• GOAL:
Tally every line of the material that includes "genotype", then give the tally and nothing else.

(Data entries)

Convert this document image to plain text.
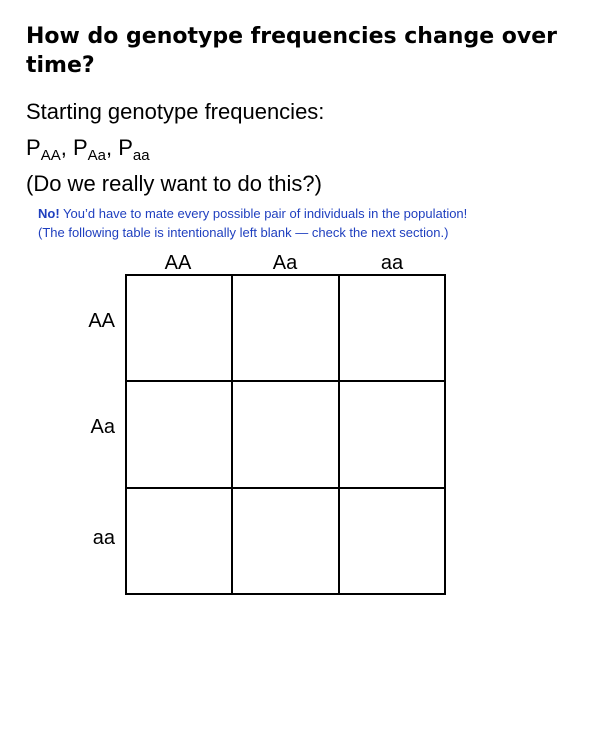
How do genotype frequencies change over time?
Starting genotype frequencies:
$P_{AA}$, $P_{Aa}$, $P_{aa}$
(Do we really want to do this?)
No! You’d have to mate every possible pair of individuals in the population!
(The following table is intentionally left blank — check the next section.)
AA	Aa	aa
AA
Aa
aa
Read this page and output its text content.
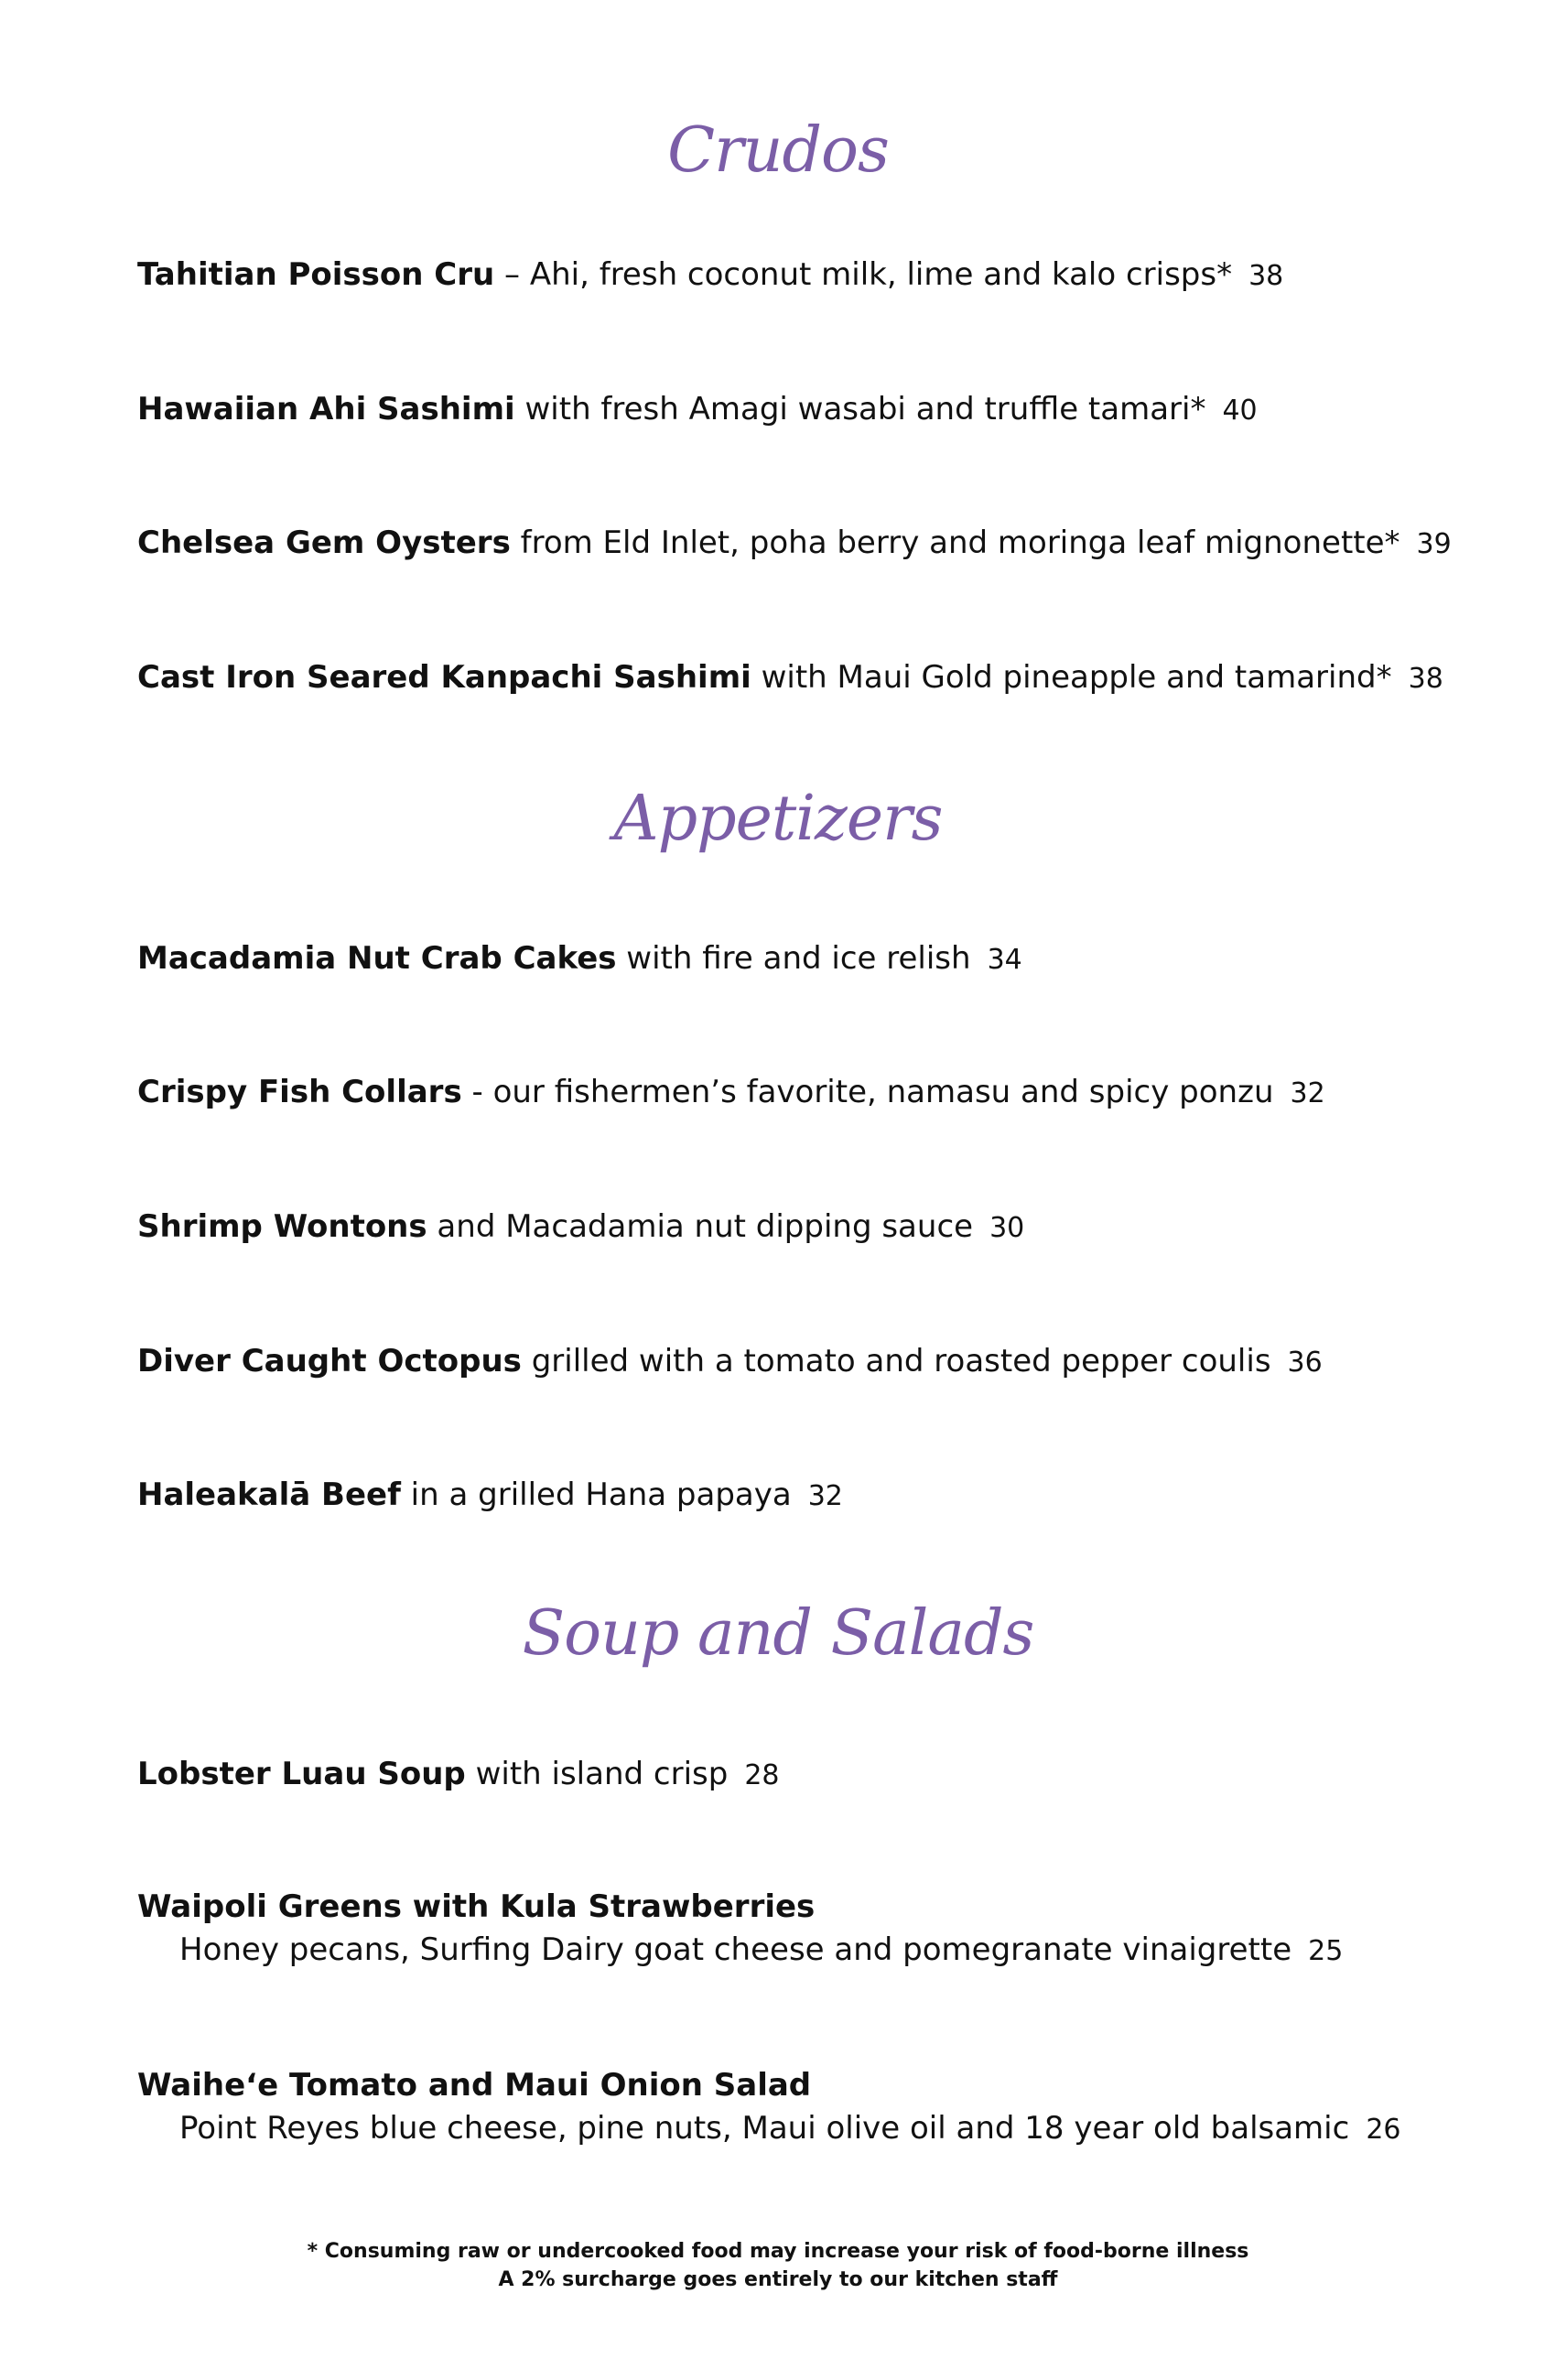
Crudos
Tahitian Poisson Cru – Ahi, fresh coconut milk, lime and kalo crisps* 38
Hawaiian Ahi Sashimi with fresh Amagi wasabi and truffle tamari* 40
Chelsea Gem Oysters from Eld Inlet, poha berry and moringa leaf mignonette* 39
Cast Iron Seared Kanpachi Sashimi with Maui Gold pineapple and tamarind* 38
Appetizers
Macadamia Nut Crab Cakes with fire and ice relish 34
Crispy Fish Collars - our fishermen’s favorite, namasu and spicy ponzu 32
Shrimp Wontons and Macadamia nut dipping sauce 30
Diver Caught Octopus grilled with a tomato and roasted pepper coulis 36
Haleakalā Beef in a grilled Hana papaya 32
Soup and Salads
Lobster Luau Soup with island crisp 28
Waipoli Greens with Kula Strawberries
Honey pecans, Surfing Dairy goat cheese and pomegranate vinaigrette 25
Waihe‘e Tomato and Maui Onion Salad
Point Reyes blue cheese, pine nuts, Maui olive oil and 18 year old balsamic 26
* Consuming raw or undercooked food may increase your risk of food-borne illness
A 2% surcharge goes entirely to our kitchen staff
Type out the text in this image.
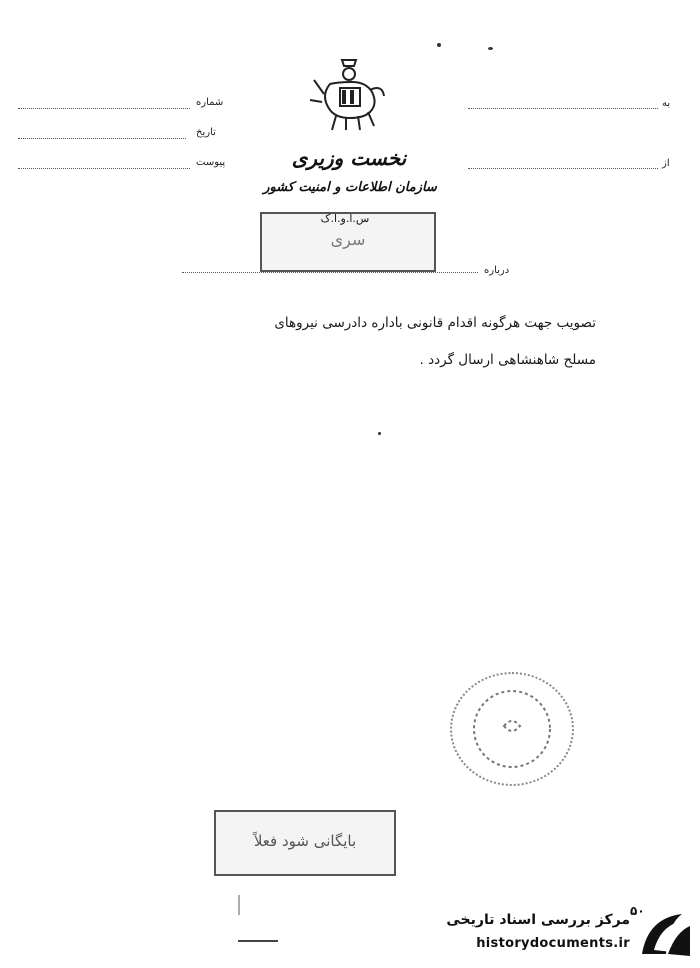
شماره
تاریخ
پیوست
به
از
نخست وزیری
سازمان اطلاعات و امنیت کشور
س.ا.و.ا.ک
سری
درباره
تصویب جهت هرگونه اقدام قانونی باداره دادرسی نیروهای
مسلح شاهنشاهی ارسال گردد .
بایگانی شود فعلاً
۵۰
مرکز بررسی اسناد تاریخی
historydocuments.ir
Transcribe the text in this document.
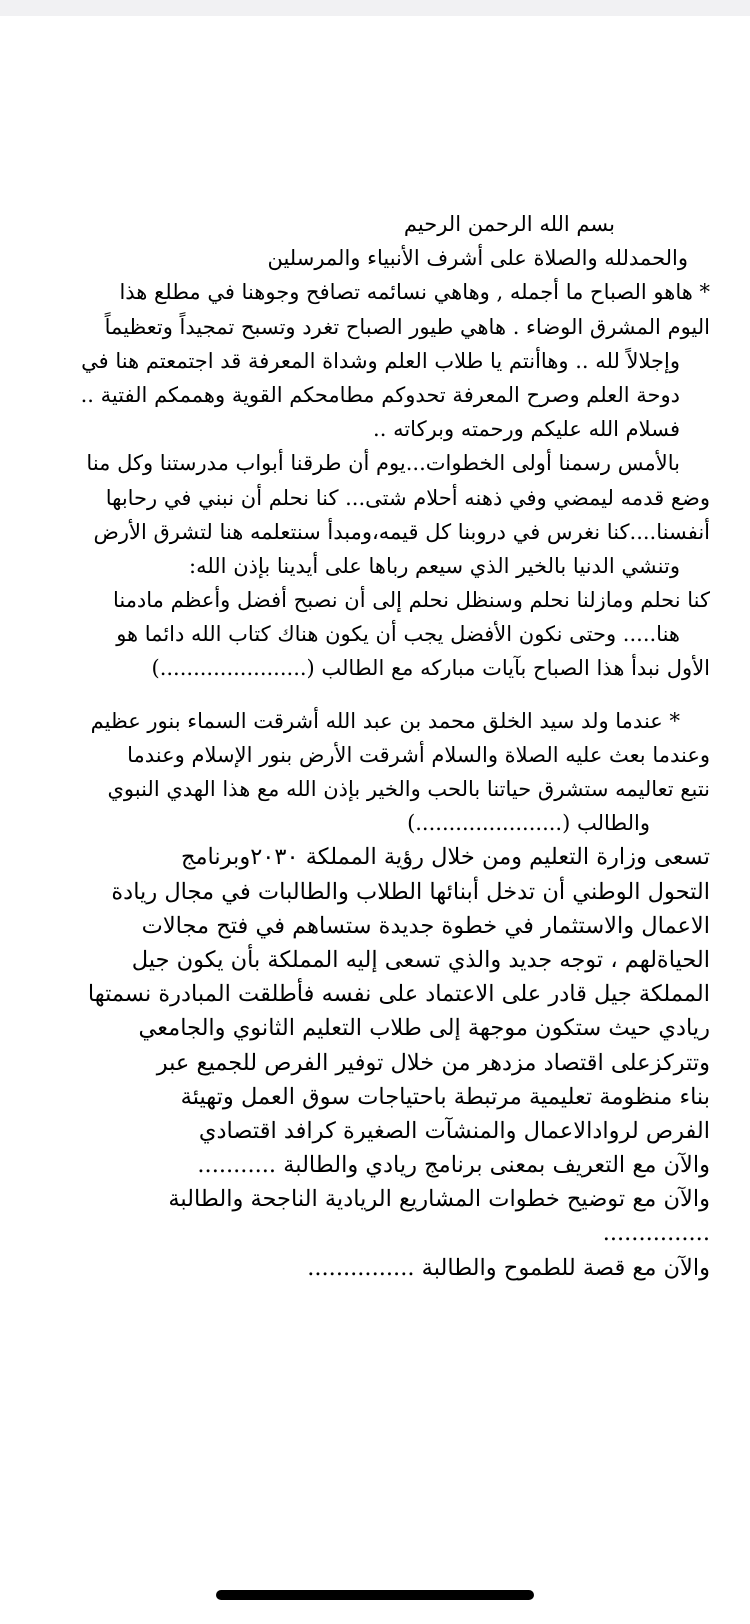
بسم الله الرحمن الرحيم
والحمدلله والصلاة على أشرف الأنبياء والمرسلين
* هاهو الصباح ما أجمله , وهاهي نسائمه تصافح وجوهنا في مطلع هذا
اليوم المشرق الوضاء . هاهي طيور الصباح تغرد وتسبح تمجيداً وتعظيماً
وإجلالاً لله .. وهاأنتم يا طلاب العلم وشداة المعرفة قد اجتمعتم هنا في
دوحة العلم وصرح المعرفة تحدوكم مطامحكم القوية وهممكم الفتية ..
فسلام الله عليكم ورحمته وبركاته ..
بالأمس رسمنا أولى الخطوات...يوم أن طرقنا أبواب مدرستنا وكل منا
وضع قدمه ليمضي وفي ذهنه أحلام شتى... كنا نحلم أن نبني في رحابها
أنفسنا....كنا نغرس في دروبنا كل قيمه،ومبدأ سنتعلمه هنا لتشرق الأرض
وتنشي الدنيا بالخير الذي سيعم رباها على أيدينا بإذن الله:
كنا نحلم ومازلنا نحلم وسنظل نحلم إلى أن نصبح أفضل وأعظم مادمنا
هنا..... وحتى نكون الأفضل يجب أن يكون هناك كتاب الله دائما هو
الأول نبدأ هذا الصباح بآيات مباركه مع الطالب (......................)
* عندما ولد سيد الخلق محمد بن عبد الله أشرقت السماء بنور عظيم
وعندما بعث عليه الصلاة والسلام أشرقت الأرض بنور الإسلام وعندما
نتبع تعاليمه ستشرق حياتنا بالحب والخير بإذن الله مع هذا الهدي النبوي
والطالب (......................)
تسعى وزارة التعليم ومن خلال رؤية المملكة ٢٠٣٠وبرنامج
التحول الوطني أن تدخل أبنائها الطلاب والطالبات في مجال ريادة
الاعمال والاستثمار في خطوة جديدة ستساهم في فتح مجالات
الحياةلهم ، توجه جديد والذي تسعى إليه المملكة بأن يكون جيل
المملكة جيل قادر على الاعتماد على نفسه فأطلقت المبادرة نسمتها
ريادي حيث ستكون موجهة إلى طلاب التعليم الثانوي والجامعي
وتتركزعلى اقتصاد مزدهر من خلال توفير الفرص للجميع عبر
بناء منظومة تعليمية مرتبطة باحتياجات سوق العمل وتهيئة
الفرص لروادالاعمال والمنشآت الصغيرة كرافد اقتصادي
والآن مع التعريف بمعنى برنامج ريادي والطالبة ...........
والآن مع توضيح خطوات المشاريع الريادية الناجحة والطالبة
...............
والآن مع قصة للطموح والطالبة ...............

• RESPONSE TO THE EXERCISE:
2